[Stored records]
————
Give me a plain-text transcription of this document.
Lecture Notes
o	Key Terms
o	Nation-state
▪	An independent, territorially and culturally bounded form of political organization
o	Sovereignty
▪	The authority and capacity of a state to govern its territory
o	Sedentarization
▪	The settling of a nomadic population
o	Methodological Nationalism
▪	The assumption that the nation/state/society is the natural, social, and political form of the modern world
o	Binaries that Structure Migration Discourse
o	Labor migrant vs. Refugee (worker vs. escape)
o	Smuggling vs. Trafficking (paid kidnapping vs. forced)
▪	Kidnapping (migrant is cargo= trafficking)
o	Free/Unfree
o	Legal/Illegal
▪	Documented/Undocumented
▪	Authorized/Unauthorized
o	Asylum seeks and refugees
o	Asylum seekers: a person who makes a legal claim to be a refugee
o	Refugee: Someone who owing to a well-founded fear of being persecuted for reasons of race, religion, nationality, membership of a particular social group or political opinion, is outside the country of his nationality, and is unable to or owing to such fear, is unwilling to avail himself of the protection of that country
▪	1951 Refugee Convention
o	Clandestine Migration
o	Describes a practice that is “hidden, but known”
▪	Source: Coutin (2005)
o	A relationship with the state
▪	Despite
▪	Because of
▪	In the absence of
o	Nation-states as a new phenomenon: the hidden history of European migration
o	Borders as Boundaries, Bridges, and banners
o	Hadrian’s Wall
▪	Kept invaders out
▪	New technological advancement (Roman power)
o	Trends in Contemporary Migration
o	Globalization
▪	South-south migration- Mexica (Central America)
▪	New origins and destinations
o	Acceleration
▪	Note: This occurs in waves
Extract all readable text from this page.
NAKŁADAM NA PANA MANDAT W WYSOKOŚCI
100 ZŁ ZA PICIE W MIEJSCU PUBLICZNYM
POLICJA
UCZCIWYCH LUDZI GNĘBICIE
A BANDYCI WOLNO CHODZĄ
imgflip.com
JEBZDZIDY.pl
————
PROBLEM TO WORK ON >>
Repeat the line that contains "Extract all readable text from this page.", then every line after it until the records end, with nothing added.

RIGHT ANSWER >>
Extract all readable text from this page.
NAKŁADAM NA PANA MANDAT W WYSOKOŚCI
100 ZŁ ZA PICIE W MIEJSCU PUBLICZNYM
POLICJA
UCZCIWYCH LUDZI GNĘBICIE
A BANDYCI WOLNO CHODZĄ
imgflip.com
JEBZDZIDY.pl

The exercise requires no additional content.